## Provided data:
▽

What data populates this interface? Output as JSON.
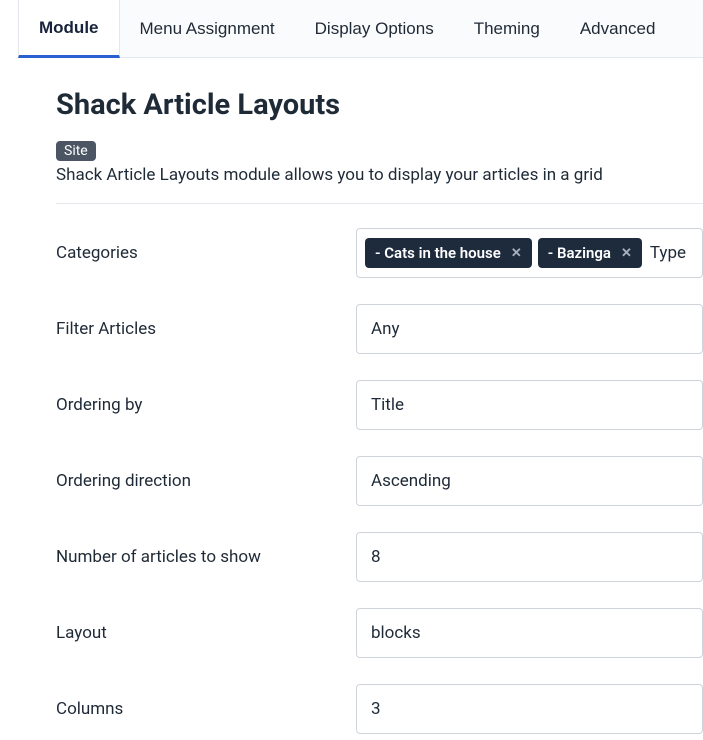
{
  "tabs": [
    {
      "label": "Module",
      "active": true
    },
    {
      "label": "Menu Assignment",
      "active": false
    },
    {
      "label": "Display Options",
      "active": false
    },
    {
      "label": "Theming",
      "active": false
    },
    {
      "label": "Advanced",
      "active": false
    }
  ],
  "header": {
    "title": "Shack Article Layouts",
    "badge": "Site",
    "description": "Shack Article Layouts module allows you to display your articles in a grid"
  },
  "fields": {
    "categories": {
      "label": "Categories",
      "type": "tags",
      "tags": [
        "- Cats in the house",
        "- Bazinga"
      ],
      "placeholder": "Type"
    },
    "filter_articles": {
      "label": "Filter Articles",
      "type": "select",
      "value": "Any"
    },
    "ordering_by": {
      "label": "Ordering by",
      "type": "select",
      "value": "Title"
    },
    "ordering_direction": {
      "label": "Ordering direction",
      "type": "select",
      "value": "Ascending"
    },
    "num_articles": {
      "label": "Number of articles to show",
      "type": "input",
      "value": "8"
    },
    "layout": {
      "label": "Layout",
      "type": "select",
      "value": "blocks"
    },
    "columns": {
      "label": "Columns",
      "type": "select",
      "value": "3"
    }
  }
}
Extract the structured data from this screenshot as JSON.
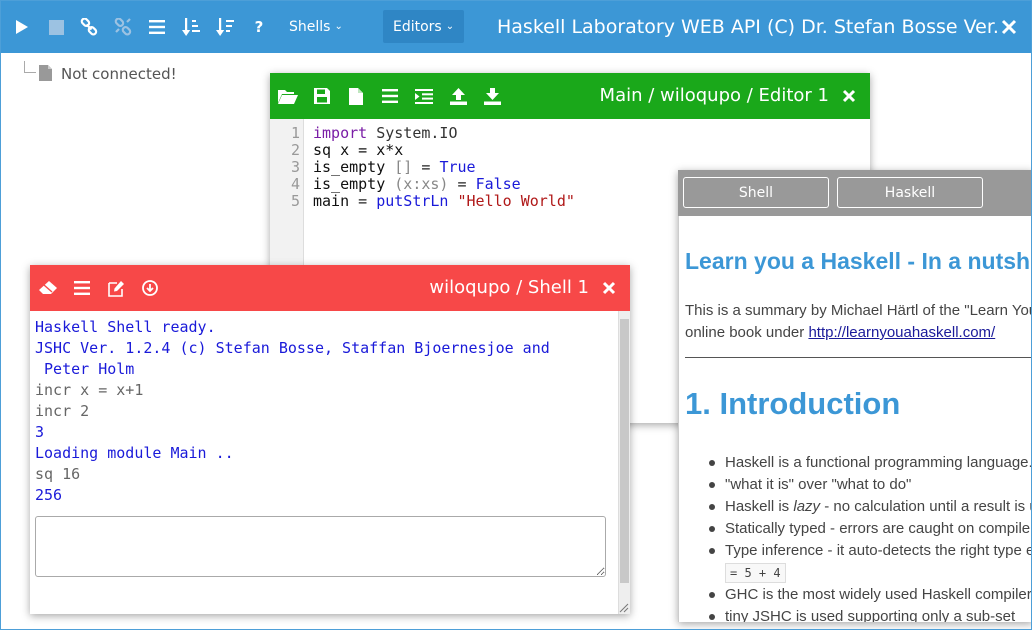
{
  "topbar": {
    "shells_menu": "Shells",
    "editors_menu": "Editors",
    "title": "Haskell Laboratory WEB API (C) Dr. Stefan Bosse Ver."
  },
  "tree": {
    "status": "Not connected!"
  },
  "editor": {
    "title": "Main / wiloqupo / Editor 1",
    "line_numbers": [
      "1",
      "2",
      "3",
      "4",
      "5"
    ],
    "lines": [
      [
        {
          "t": "import ",
          "c": "kw"
        },
        {
          "t": "System.IO",
          "c": "fn"
        }
      ],
      [
        {
          "t": "sq x = x*x",
          "c": "var"
        }
      ],
      [
        {
          "t": "is_empty ",
          "c": "var"
        },
        {
          "t": "[]",
          "c": "br"
        },
        {
          "t": " = ",
          "c": "op"
        },
        {
          "t": "True",
          "c": "tr"
        }
      ],
      [
        {
          "t": "is_empty ",
          "c": "var"
        },
        {
          "t": "(x:xs)",
          "c": "br"
        },
        {
          "t": " = ",
          "c": "op"
        },
        {
          "t": "False",
          "c": "tr"
        }
      ],
      [
        {
          "t": "main",
          "c": "var"
        },
        {
          "t": " = ",
          "c": "op"
        },
        {
          "t": "putStrLn",
          "c": "tr"
        },
        {
          "t": " ",
          "c": "op"
        },
        {
          "t": "\"Hello World\"",
          "c": "str"
        }
      ]
    ]
  },
  "shell": {
    "title": "wiloqupo / Shell 1",
    "output": [
      {
        "t": "Haskell Shell ready.",
        "c": "blue"
      },
      {
        "t": "JSHC Ver. 1.2.4 (c) Stefan Bosse, Staffan Bjoernesjoe and",
        "c": "blue"
      },
      {
        "t": " Peter Holm",
        "c": "blue"
      },
      {
        "t": "incr x = x+1",
        "c": "gray"
      },
      {
        "t": "incr 2",
        "c": "gray"
      },
      {
        "t": "3",
        "c": "blue"
      },
      {
        "t": "Loading module Main ..",
        "c": "blue"
      },
      {
        "t": "sq 16",
        "c": "gray"
      },
      {
        "t": "256",
        "c": "blue"
      }
    ],
    "input_value": ""
  },
  "doc": {
    "tabs": [
      "Shell",
      "Haskell"
    ],
    "heading": "Learn you a Haskell - In a nutshell",
    "intro_line1": "This is a summary by Michael Härtl of the \"Learn You a Haskell for Great Good!\"",
    "intro_line2_prefix": "online book under ",
    "intro_link": "http://learnyouahaskell.com/",
    "section_title": "1. Introduction",
    "bullets": [
      {
        "text": "Haskell is a functional programming language."
      },
      {
        "text": "\"what it is\" over \"what to do\""
      },
      {
        "pre": "Haskell is ",
        "em": "lazy",
        "post": " - no calculation until a result is used"
      },
      {
        "text": "Statically typed - errors are caught on compile time"
      },
      {
        "text": "Type inference - it auto-detects the right type e.g. for a"
      },
      {
        "code": "= 5 + 4"
      },
      {
        "text": "GHC is the most widely used Haskell compiler, here a"
      },
      {
        "text": "tiny JSHC is used supporting only a sub-set"
      }
    ]
  }
}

△

## Instruction:
Using the records above, gather all lines where the string "text" is present.

## Response to this exercise:
        "text": "Haskell is a functional programming language."
        "text": "\"what it is\" over \"what to do\""
        "text": "Statically typed - errors are caught on compile time"
        "text": "Type inference - it auto-detects the right type e.g. for a"
        "text": "GHC is the most widely used Haskell compiler, here a"
        "text": "tiny JSHC is used supporting only a sub-set"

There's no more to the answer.